* [PROBLEM]
Omit the pictures and return every entry exactly as written.

* [AVAILABLE RECORDS]
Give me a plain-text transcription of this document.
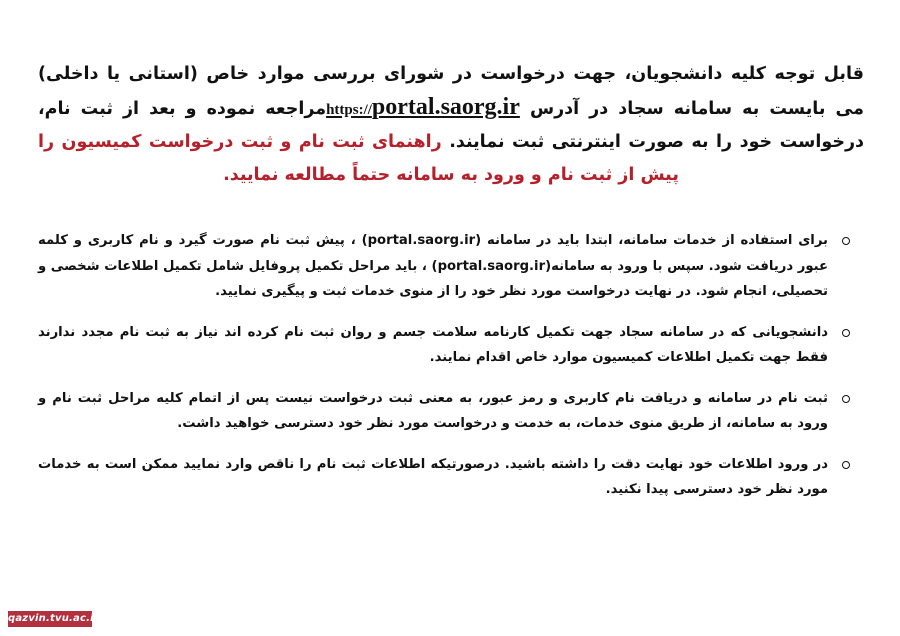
قابل توجه کلیه دانشجویان، جهت درخواست در شورای بررسی موارد خاص (استانی یا داخلی) می بایست به سامانه سجاد در آدرس https://portal.saorg.irمراجعه نموده و بعد از ثبت نام، درخواست خود را به صورت اینترنتی ثبت نمایند. راهنمای ثبت نام و ثبت درخواست کمیسیون را پیش از ثبت نام و ورود به سامانه حتماً مطالعه نمایید.
برای استفاده از خدمات سامانه، ابتدا باید در سامانه (portal.saorg.ir) ، پیش ثبت نام صورت گیرد و نام کاربری و کلمه عبور دریافت شود. سپس با ورود به سامانه(portal.saorg.ir) ، باید مراحل تکمیل پروفایل شامل تکمیل اطلاعات شخصی و تحصیلی، انجام شود. در نهایت درخواست مورد نظر خود را از منوی خدمات ثبت و پیگیری نمایید.
دانشجویانی که در سامانه سجاد جهت تکمیل کارنامه سلامت جسم و روان ثبت نام کرده اند نیاز به ثبت نام مجدد ندارند فقط جهت تکمیل اطلاعات کمیسیون موارد خاص اقدام نمایند.
ثبت نام در سامانه و دریافت نام کاربری و رمز عبور، به معنی ثبت درخواست نیست پس از اتمام کلیه مراحل ثبت نام و ورود به سامانه، از طریق منوی خدمات، به خدمت و درخواست مورد نظر خود دسترسی خواهید داشت.
در ورود اطلاعات خود نهایت دقت را داشته باشید. درصورتیکه اطلاعات ثبت نام را ناقص وارد نمایید ممکن است به خدمات مورد نظر خود دسترسی پیدا نکنید.
qazvin.tvu.ac.ir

* [SOLUTION FOR THIS PROBLEM]
Give me a plain-text transcription of this document.
قابل توجه کلیه دانشجویان، جهت درخواست در شورای بررسی موارد خاص (استانی یا داخلی) می بایست به سامانه سجاد در آدرس https://portal.saorg.irمراجعه نموده و بعد از ثبت نام، درخواست خود را به صورت اینترنتی ثبت نمایند. راهنمای ثبت نام و ثبت درخواست کمیسیون را پیش از ثبت نام و ورود به سامانه حتماً مطالعه نمایید.
برای استفاده از خدمات سامانه، ابتدا باید در سامانه (portal.saorg.ir) ، پیش ثبت نام صورت گیرد و نام کاربری و کلمه عبور دریافت شود. سپس با ورود به سامانه(portal.saorg.ir) ، باید مراحل تکمیل پروفایل شامل تکمیل اطلاعات شخصی و تحصیلی، انجام شود. در نهایت درخواست مورد نظر خود را از منوی خدمات ثبت و پیگیری نمایید.
دانشجویانی که در سامانه سجاد جهت تکمیل کارنامه سلامت جسم و روان ثبت نام کرده اند نیاز به ثبت نام مجدد ندارند فقط جهت تکمیل اطلاعات کمیسیون موارد خاص اقدام نمایند.
ثبت نام در سامانه و دریافت نام کاربری و رمز عبور، به معنی ثبت درخواست نیست پس از اتمام کلیه مراحل ثبت نام و ورود به سامانه، از طریق منوی خدمات، به خدمت و درخواست مورد نظر خود دسترسی خواهید داشت.
در ورود اطلاعات خود نهایت دقت را داشته باشید. درصورتیکه اطلاعات ثبت نام را ناقص وارد نمایید ممکن است به خدمات مورد نظر خود دسترسی پیدا نکنید.
qazvin.tvu.ac.ir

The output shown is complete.